# Task prompt
Leaving out every picture, quote the data below exactly as it appears.

# Extracted records
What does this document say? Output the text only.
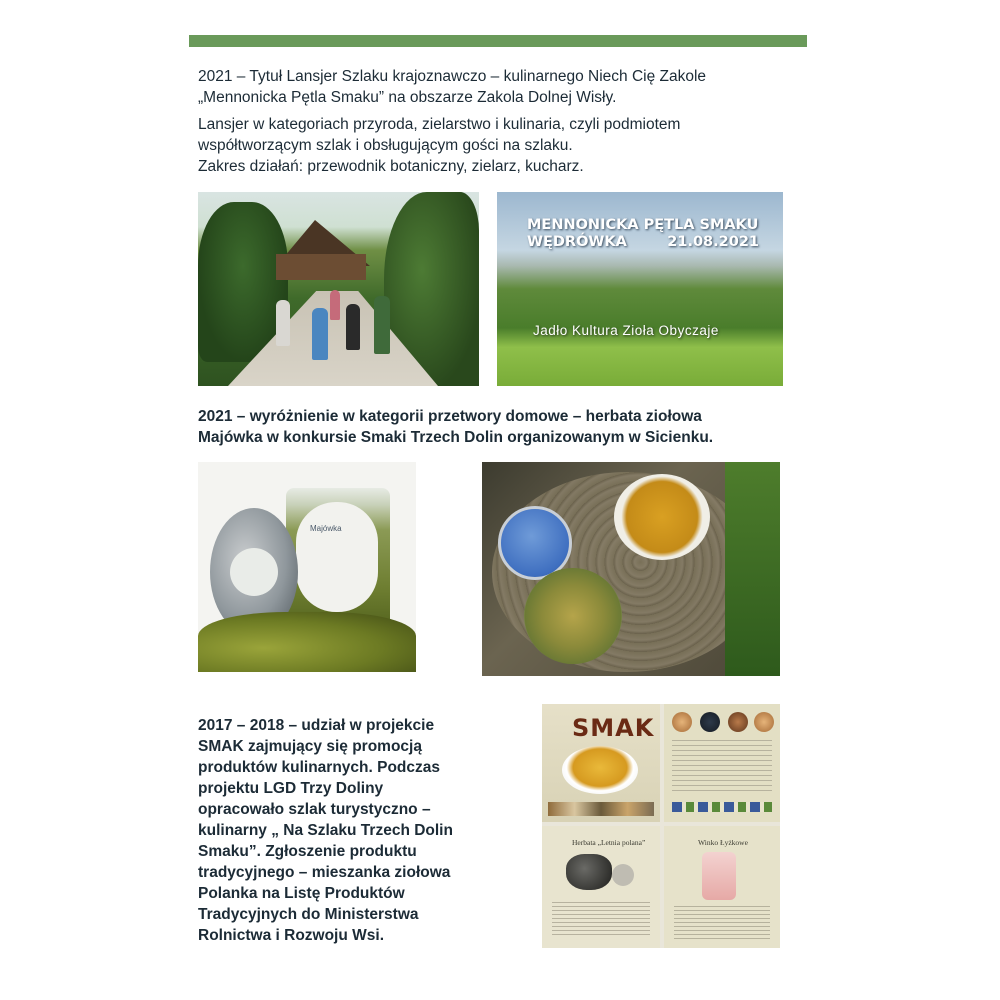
2021 – Tytuł Lansjer Szlaku krajoznawczo – kulinarnego Niech Cię Zakole
„Mennonicka Pętla Smaku” na obszarze Zakola Dolnej Wisły.
Lansjer w kategoriach przyroda, zielarstwo i kulinaria, czyli podmiotem
współtworzącym szlak i obsługującym gości na szlaku.
Zakres działań: przewodnik botaniczny, zielarz, kucharz.
MENNONICKA PĘTLA SMAKU
WĘDRÓWKA	21.08.2021
Jadło Kultura Zioła Obyczaje
2021 – wyróżnienie w kategorii przetwory domowe – herbata ziołowa
Majówka w konkursie Smaki Trzech Dolin organizowanym w Sicienku.
Majówka
2017 – 2018 – udział w projekcie
SMAK zajmujący się promocją
produktów kulinarnych. Podczas
projektu LGD Trzy Doliny
opracowało szlak turystyczno –
kulinarny „ Na Szlaku Trzech Dolin
Smaku”. Zgłoszenie produktu
tradycyjnego – mieszanka ziołowa
Polanka na Listę Produktów
Tradycyjnych do Ministerstwa
Rolnictwa i Rozwoju Wsi.
SMAK
Herbata „Letnia polana”	Winko Łyżkowe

# Right answer
What does this document say? Output the text only.
2021 – Tytuł Lansjer Szlaku krajoznawczo – kulinarnego Niech Cię Zakole
„Mennonicka Pętla Smaku” na obszarze Zakola Dolnej Wisły.
Lansjer w kategoriach przyroda, zielarstwo i kulinaria, czyli podmiotem
współtworzącym szlak i obsługującym gości na szlaku.
Zakres działań: przewodnik botaniczny, zielarz, kucharz.
MENNONICKA PĘTLA SMAKU
WĘDRÓWKA	21.08.2021
Jadło Kultura Zioła Obyczaje
2021 – wyróżnienie w kategorii przetwory domowe – herbata ziołowa
Majówka w konkursie Smaki Trzech Dolin organizowanym w Sicienku.
Majówka
2017 – 2018 – udział w projekcie
SMAK zajmujący się promocją
produktów kulinarnych. Podczas
projektu LGD Trzy Doliny
opracowało szlak turystyczno –
kulinarny „ Na Szlaku Trzech Dolin
Smaku”. Zgłoszenie produktu
tradycyjnego – mieszanka ziołowa
Polanka na Listę Produktów
Tradycyjnych do Ministerstwa
Rolnictwa i Rozwoju Wsi.
SMAK
Herbata „Letnia polana”	Winko Łyżkowe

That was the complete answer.